───── Excerpted data ─────

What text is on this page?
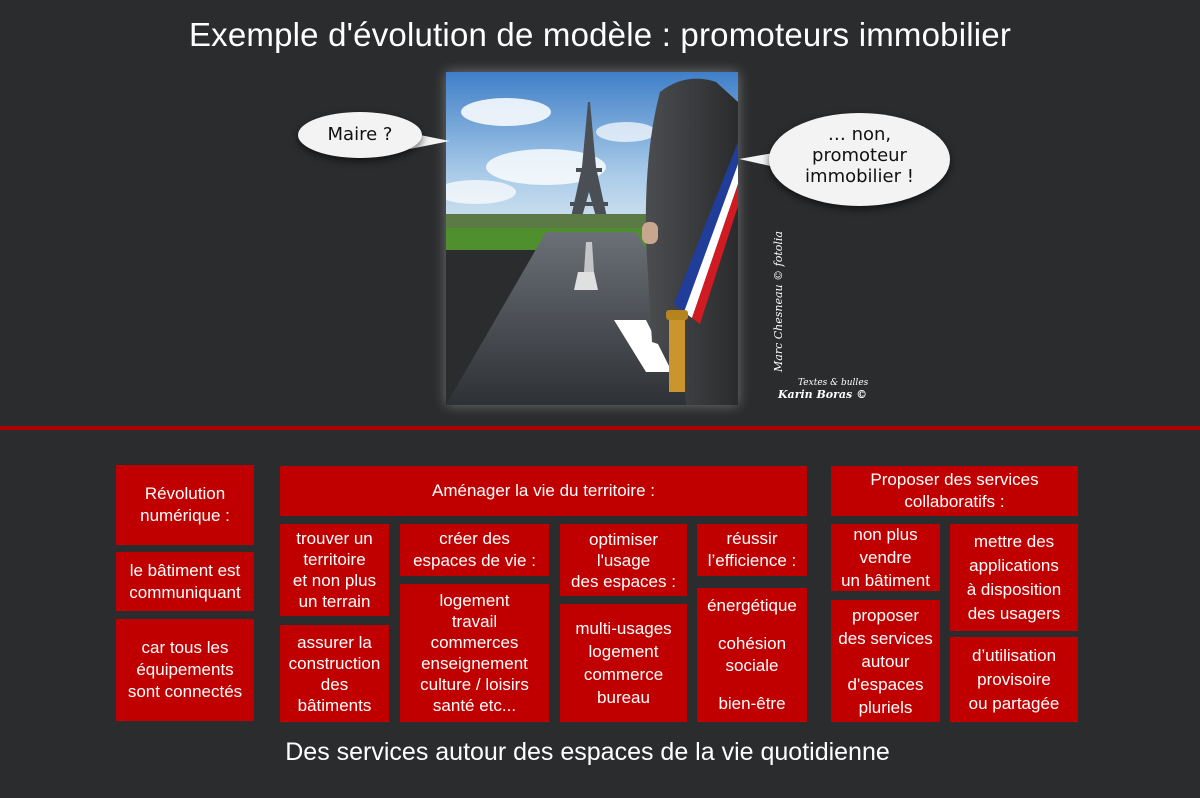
Exemple d'évolution de modèle : promoteurs immobilier
Maire ?	… non,
promoteur
immobilier !
Marc Chesneau © fotolia
Textes & bulles
Karin Boras ©
Révolution
numérique :
le bâtiment est
communiquant
car tous les
équipements
sont connectés
Aménager la vie du territoire :
trouver un
territoire
et non plus
un terrain
assurer la
construction
des
bâtiments
créer des
espaces de vie :
logement
travail
commerces
enseignement
culture / loisirs
santé etc...
optimiser
l'usage
des espaces :
multi-usages
logement
commerce
bureau
réussir
l’efficience :
énergétique
cohésion
sociale
bien-être
Proposer des services
collaboratifs :
non plus
vendre
un bâtiment
proposer
des services
autour
d'espaces
pluriels
mettre des
applications
à disposition
des usagers
d’utilisation
provisoire
ou partagée
Des services autour des espaces de la vie quotidienne
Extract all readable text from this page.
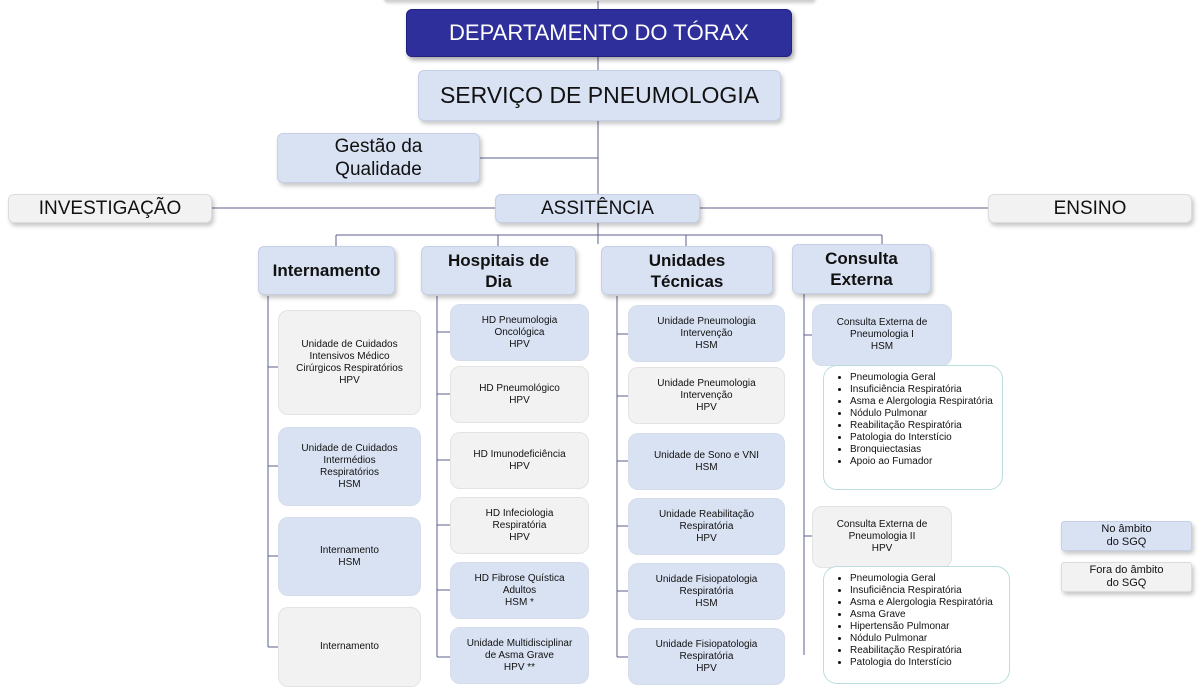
DEPARTAMENTO DO TÓRAX
SERVIÇO DE PNEUMOLOGIA
Gestão da
Qualidade
INVESTIGAÇÃO	ASSITÊNCIA	ENSINO
Internamento
Hospitais de
Dia
Unidades
Técnicas
Consulta
Externa
Unidade de Cuidados
Intensivos Médico
Cirúrgicos Respiratórios
HPV
Unidade de Cuidados
Intermédios
Respiratórios
HSM
Internamento
HSM
Internamento
HD Pneumologia
Oncológica
HPV
HD Pneumológico
HPV
HD Imunodeficiência
HPV
HD Infeciologia
Respiratória
HPV
HD Fibrose Quística
Adultos
HSM *
Unidade Multidisciplinar
de Asma Grave
HPV **
Unidade Pneumologia
Intervenção
HSM
Unidade Pneumologia
Intervenção
HPV
Unidade de Sono e VNI
HSM
Unidade Reabilitação
Respiratória
HPV
Unidade Fisiopatologia
Respiratória
HSM
Unidade Fisiopatologia
Respiratória
HPV
Consulta Externa de
Pneumologia I
HSM
• Pneumologia Geral
• Insuficiência Respiratória
• Asma e Alergologia Respiratória
• Nódulo Pulmonar
• Reabilitação Respiratória
• Patologia do Interstício
• Bronquiectasias
• Apoio ao Fumador
Consulta Externa de
Pneumologia II
HPV
• Pneumologia Geral
• Insuficiência Respiratória
• Asma e Alergologia Respiratória
• Asma Grave
• Hipertensão Pulmonar
• Nódulo Pulmonar
• Reabilitação Respiratória
• Patologia do Interstício
No âmbito
do SGQ
Fora do âmbito
do SGQ
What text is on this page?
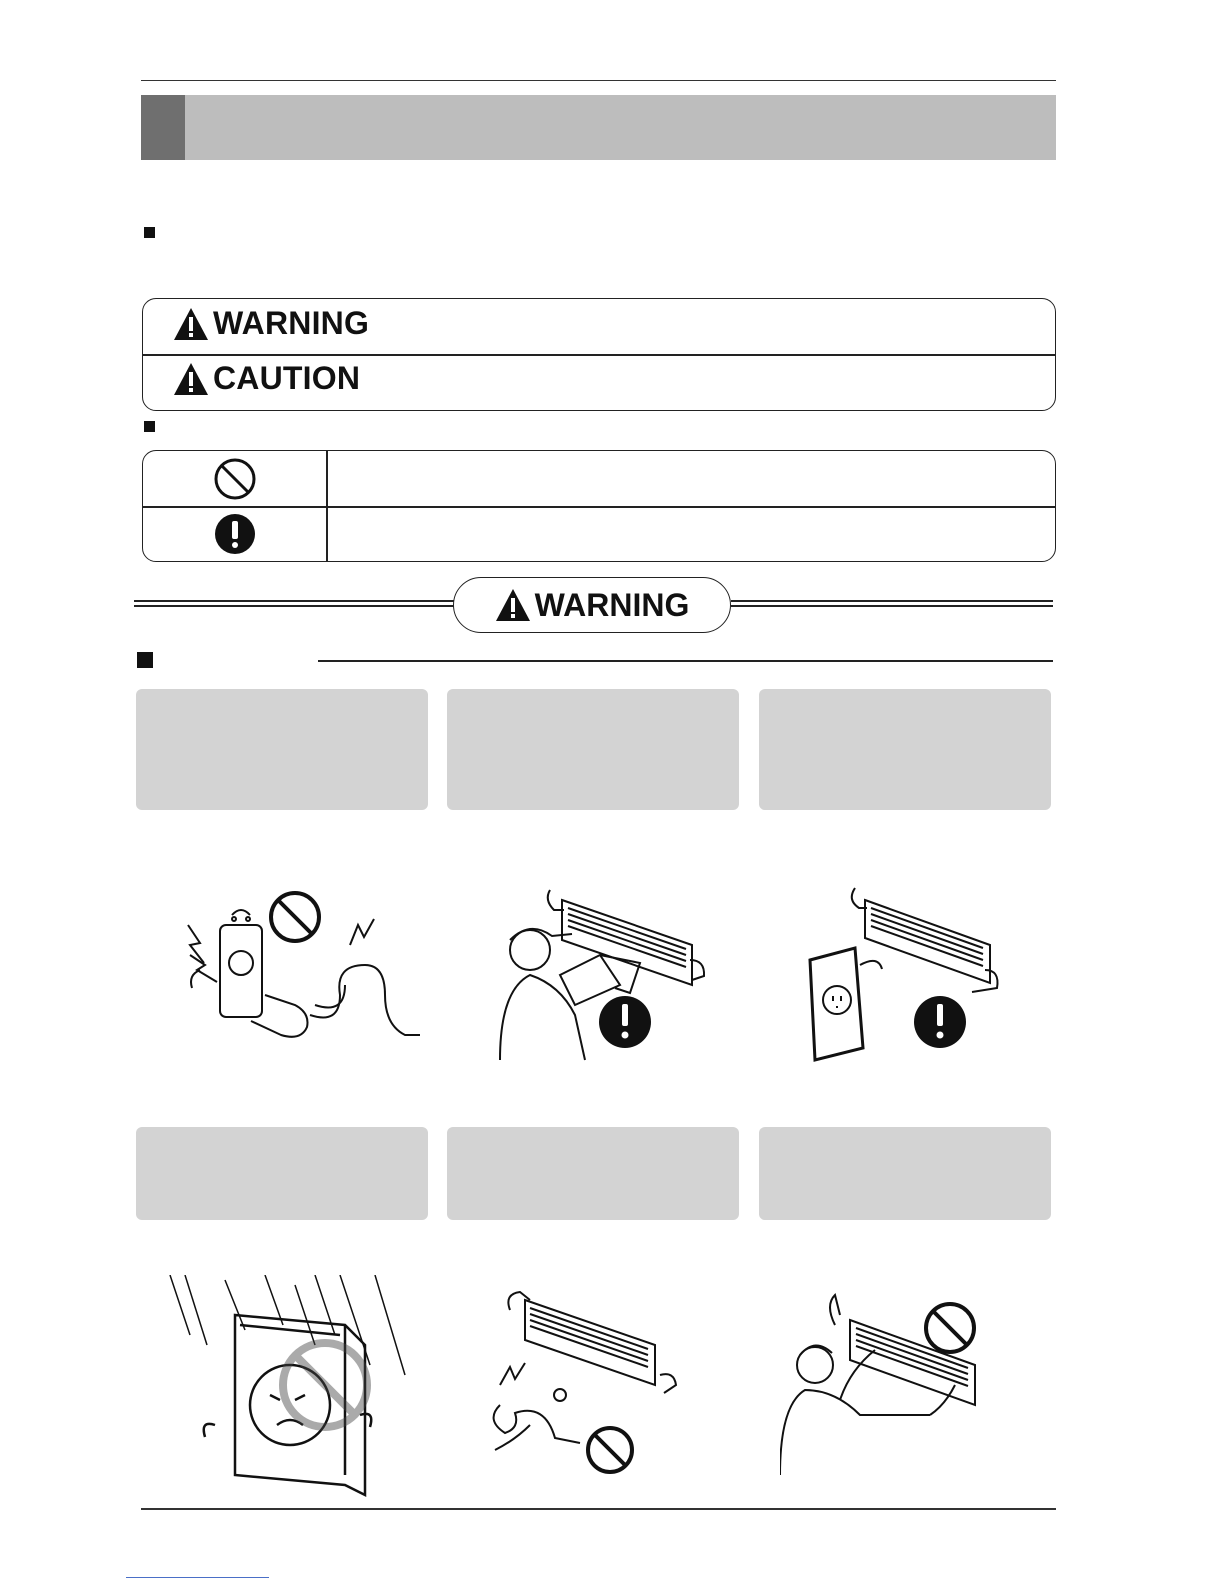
WARNING
CAUTION
WARNING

─────

• **Work instructions**:
Repeat the records word for word. Any picture in them should be left out.

• **Correct response**:
What text is on this page?
Exemple d'évolution de modèle : promoteurs immobilier
Maire ?	… non,
promoteur
immobilier !
Marc Chesneau © fotolia
Textes & bulles
Karin Boras ©
Révolution
numérique :
le bâtiment est
communiquant
car tous les
équipements
sont connectés
Aménager la vie du territoire :
trouver un
territoire
et non plus
un terrain
assurer la
construction
des
bâtiments
créer des
espaces de vie :
logement
travail
commerces
enseignement
culture / loisirs
santé etc...
optimiser
l'usage
des espaces :
multi-usages
logement
commerce
bureau
réussir
l’efficience :
énergétique
cohésion
sociale
bien-être
Proposer des services
collaboratifs :
non plus
vendre
un bâtiment
proposer
des services
autour
d'espaces
pluriels
mettre des
applications
à disposition
des usagers
d’utilisation
provisoire
ou partagée
Des services autour des espaces de la vie quotidienne
Extract all readable text from this page.
DEPARTAMENTO DO TÓRAX
SERVIÇO DE PNEUMOLOGIA
Gestão da
Qualidade
INVESTIGAÇÃO	ASSITÊNCIA	ENSINO
Internamento
Hospitais de
Dia
Unidades
Técnicas
Consulta
Externa
Unidade de Cuidados
Intensivos Médico
Cirúrgicos Respiratórios
HPV
Unidade de Cuidados
Intermédios
Respiratórios
HSM
Internamento
HSM
Internamento
HD Pneumologia
Oncológica
HPV
HD Pneumológico
HPV
HD Imunodeficiência
HPV
HD Infeciologia
Respiratória
HPV
HD Fibrose Quística
Adultos
HSM *
Unidade Multidisciplinar
de Asma Grave
HPV **
Unidade Pneumologia
Intervenção
HSM
Unidade Pneumologia
Intervenção
HPV
Unidade de Sono e VNI
HSM
Unidade Reabilitação
Respiratória
HPV
Unidade Fisiopatologia
Respiratória
HSM
Unidade Fisiopatologia
Respiratória
HPV
Consulta Externa de
Pneumologia I
HSM
• Pneumologia Geral
• Insuficiência Respiratória
• Asma e Alergologia Respiratória
• Nódulo Pulmonar
• Reabilitação Respiratória
• Patologia do Interstício
• Bronquiectasias
• Apoio ao Fumador
Consulta Externa de
Pneumologia II
HPV
• Pneumologia Geral
• Insuficiência Respiratória
• Asma e Alergologia Respiratória
• Asma Grave
• Hipertensão Pulmonar
• Nódulo Pulmonar
• Reabilitação Respiratória
• Patologia do Interstício
No âmbito
do SGQ
Fora do âmbito
do SGQ
What text is on this page?
WARNING
CAUTION
WARNING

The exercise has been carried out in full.